[What needs to be done]
Return the records, each one exactly as written.

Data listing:
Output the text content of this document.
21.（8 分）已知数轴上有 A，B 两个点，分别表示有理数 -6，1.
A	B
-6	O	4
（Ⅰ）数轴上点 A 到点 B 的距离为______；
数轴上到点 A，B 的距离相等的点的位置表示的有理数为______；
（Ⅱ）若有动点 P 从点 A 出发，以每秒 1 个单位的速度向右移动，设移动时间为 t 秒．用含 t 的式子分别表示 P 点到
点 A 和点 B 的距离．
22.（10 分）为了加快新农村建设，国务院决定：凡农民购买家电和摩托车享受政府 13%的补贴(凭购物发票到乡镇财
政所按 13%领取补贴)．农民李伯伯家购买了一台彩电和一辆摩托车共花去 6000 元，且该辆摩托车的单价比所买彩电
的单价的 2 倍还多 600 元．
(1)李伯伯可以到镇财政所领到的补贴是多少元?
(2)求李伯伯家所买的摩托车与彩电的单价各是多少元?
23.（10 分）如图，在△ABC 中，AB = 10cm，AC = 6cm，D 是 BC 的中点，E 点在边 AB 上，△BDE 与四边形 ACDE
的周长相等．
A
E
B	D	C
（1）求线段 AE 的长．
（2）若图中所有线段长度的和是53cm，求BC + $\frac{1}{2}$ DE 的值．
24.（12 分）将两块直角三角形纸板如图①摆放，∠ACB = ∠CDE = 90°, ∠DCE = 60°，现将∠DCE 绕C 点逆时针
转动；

[Task response]
Output the text content of this document.
21.（8 分）已知数轴上有 A，B 两个点，分别表示有理数 -6，1.
A	B
-6	O	4
（Ⅰ）数轴上点 A 到点 B 的距离为______；
数轴上到点 A，B 的距离相等的点的位置表示的有理数为______；
（Ⅱ）若有动点 P 从点 A 出发，以每秒 1 个单位的速度向右移动，设移动时间为 t 秒．用含 t 的式子分别表示 P 点到
点 A 和点 B 的距离．
22.（10 分）为了加快新农村建设，国务院决定：凡农民购买家电和摩托车享受政府 13%的补贴(凭购物发票到乡镇财
政所按 13%领取补贴)．农民李伯伯家购买了一台彩电和一辆摩托车共花去 6000 元，且该辆摩托车的单价比所买彩电
的单价的 2 倍还多 600 元．
(1)李伯伯可以到镇财政所领到的补贴是多少元?
(2)求李伯伯家所买的摩托车与彩电的单价各是多少元?
23.（10 分）如图，在△ABC 中，AB = 10cm，AC = 6cm，D 是 BC 的中点，E 点在边 AB 上，△BDE 与四边形 ACDE
的周长相等．
A
E
B	D	C
（1）求线段 AE 的长．
（2）若图中所有线段长度的和是53cm，求BC + $\frac{1}{2}$ DE 的值．
24.（12 分）将两块直角三角形纸板如图①摆放，∠ACB = ∠CDE = 90°, ∠DCE = 60°，现将∠DCE 绕C 点逆时针
转动；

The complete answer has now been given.